## Extract

“This piece of heaven that I've found;
Rocky Mountains and black fertile ground;
Everything I need beneath that big blue sky;
It doesn't matter where I go;
This place will always be my home;
Yeah I've been Alberta Bound for all my life;
And I'll be Alberta Bound until I die.”
- Paul Brandt
For those that have experienced an Alberta winter, you may disagree with Canadian singer and song writer Paul Brandt that Alberta is a great place to be bound for in December. In fact, our Chief Operating Officer was in Calgary a month ago on a day in which Calgary registered as the second coldest place on the planet. While he was a bit whiny about that fact, in my opinion, cold weather is like anything – if it doesn’t kill you it makes you stronger. Last night I took my nieces and nephew on a sleigh ride in -20 degrees Celsius weather and I think it made them stronger.
I always enjoy flying back home to Alberta and into the Calgary International Airport. Each time I’m struck by two things: the vastness of my home province and the rapid growth of Calgary, the business capital of the Canadian energy industry. The newest addition to the growth of Calgary is a 59-story office tower called “The Bow”, which will be the largest office tower in Canada outside of Toronto when it’s completed in 2012. This tower will become the world headquarters of Encana, a global leader in non-conventional gas production.
Alberta is the home to the vast majority of Canada’s energy resources. In particular, the Canadian oil sands, containing ~170 billion barrels of oil reserves, is second only to Saudi Arabia and accounts for just over 13% of all global reserves. It is estimated that the Canadian reserves could supply Canadian energy needs for the next 400 years. This is true energy independence.
These vast energy resources are one of the key factors supporting our long position in the Canadian Dollar (or the Loonie) in the Virtual Portfolio. Not only is Canada completely energy independent, it will also benefit in a weak dollar environment which inflates the prices of U.S. dollar-based commodities, such as oil. While the United States gets squeezed in a high oil price environment, Canada becomes cash rich, as 99% of Canadian oil exports get sent to the U.S. Clearly, the current U.S. Federal reserve policy of Quantitative Guessing is very supportive of our long Loonie position.

## Supplied records
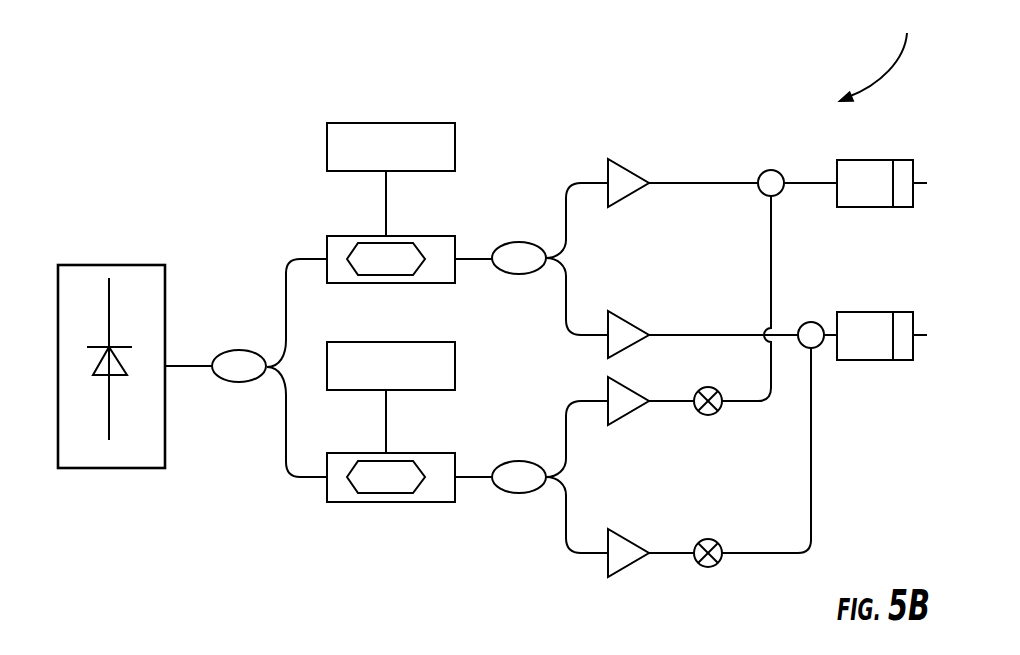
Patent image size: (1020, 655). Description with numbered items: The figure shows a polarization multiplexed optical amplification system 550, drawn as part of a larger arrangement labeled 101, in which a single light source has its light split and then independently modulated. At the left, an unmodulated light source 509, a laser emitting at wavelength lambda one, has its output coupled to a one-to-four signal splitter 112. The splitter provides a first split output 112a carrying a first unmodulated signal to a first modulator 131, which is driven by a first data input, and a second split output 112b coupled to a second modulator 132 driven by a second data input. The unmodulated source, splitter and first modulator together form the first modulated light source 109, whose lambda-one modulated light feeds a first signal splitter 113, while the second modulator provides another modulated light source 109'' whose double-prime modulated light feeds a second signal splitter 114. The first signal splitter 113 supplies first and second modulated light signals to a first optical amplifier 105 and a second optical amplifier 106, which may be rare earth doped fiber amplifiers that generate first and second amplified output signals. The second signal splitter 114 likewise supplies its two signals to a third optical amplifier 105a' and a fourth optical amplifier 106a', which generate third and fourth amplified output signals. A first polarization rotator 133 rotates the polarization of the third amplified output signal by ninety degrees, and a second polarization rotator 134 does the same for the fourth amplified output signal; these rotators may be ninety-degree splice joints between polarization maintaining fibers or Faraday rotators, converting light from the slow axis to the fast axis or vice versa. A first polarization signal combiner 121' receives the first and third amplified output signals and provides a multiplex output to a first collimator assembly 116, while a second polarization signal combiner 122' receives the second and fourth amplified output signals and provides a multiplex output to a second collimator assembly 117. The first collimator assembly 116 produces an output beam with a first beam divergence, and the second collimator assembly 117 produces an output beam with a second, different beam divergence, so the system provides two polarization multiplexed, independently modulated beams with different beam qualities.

---

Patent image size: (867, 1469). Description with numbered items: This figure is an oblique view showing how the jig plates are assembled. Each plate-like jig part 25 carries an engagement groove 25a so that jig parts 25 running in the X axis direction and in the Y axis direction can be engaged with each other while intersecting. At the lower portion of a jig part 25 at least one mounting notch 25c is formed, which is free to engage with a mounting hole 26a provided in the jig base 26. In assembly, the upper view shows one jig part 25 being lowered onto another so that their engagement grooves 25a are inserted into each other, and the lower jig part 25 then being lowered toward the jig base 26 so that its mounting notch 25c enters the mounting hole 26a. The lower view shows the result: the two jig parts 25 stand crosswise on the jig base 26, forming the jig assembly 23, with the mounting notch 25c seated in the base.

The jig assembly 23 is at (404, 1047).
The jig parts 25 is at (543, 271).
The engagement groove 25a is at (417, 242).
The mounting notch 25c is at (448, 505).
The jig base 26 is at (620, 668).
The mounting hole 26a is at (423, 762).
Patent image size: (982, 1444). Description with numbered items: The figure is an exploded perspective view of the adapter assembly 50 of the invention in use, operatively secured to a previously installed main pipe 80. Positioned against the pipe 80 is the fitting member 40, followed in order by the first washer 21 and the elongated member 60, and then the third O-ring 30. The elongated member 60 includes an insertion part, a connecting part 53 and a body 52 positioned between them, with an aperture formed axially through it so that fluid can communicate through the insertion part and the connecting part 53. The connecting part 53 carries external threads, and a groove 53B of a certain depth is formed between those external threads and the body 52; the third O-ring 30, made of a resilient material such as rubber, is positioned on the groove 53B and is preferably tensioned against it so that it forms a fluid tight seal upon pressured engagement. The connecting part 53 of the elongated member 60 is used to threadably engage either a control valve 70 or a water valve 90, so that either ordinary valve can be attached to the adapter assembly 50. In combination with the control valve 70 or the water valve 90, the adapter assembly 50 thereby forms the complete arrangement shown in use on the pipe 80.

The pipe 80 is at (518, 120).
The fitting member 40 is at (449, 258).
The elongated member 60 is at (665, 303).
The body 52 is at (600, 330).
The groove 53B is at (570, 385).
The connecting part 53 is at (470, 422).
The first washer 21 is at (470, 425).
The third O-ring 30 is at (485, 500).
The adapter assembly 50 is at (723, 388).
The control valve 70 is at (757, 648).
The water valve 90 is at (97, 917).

## Instruction
Name every country mentioned in the piece on Alberta and its energy resources.

## Reply to the exercise
Canada, Saudi Arabia, the United States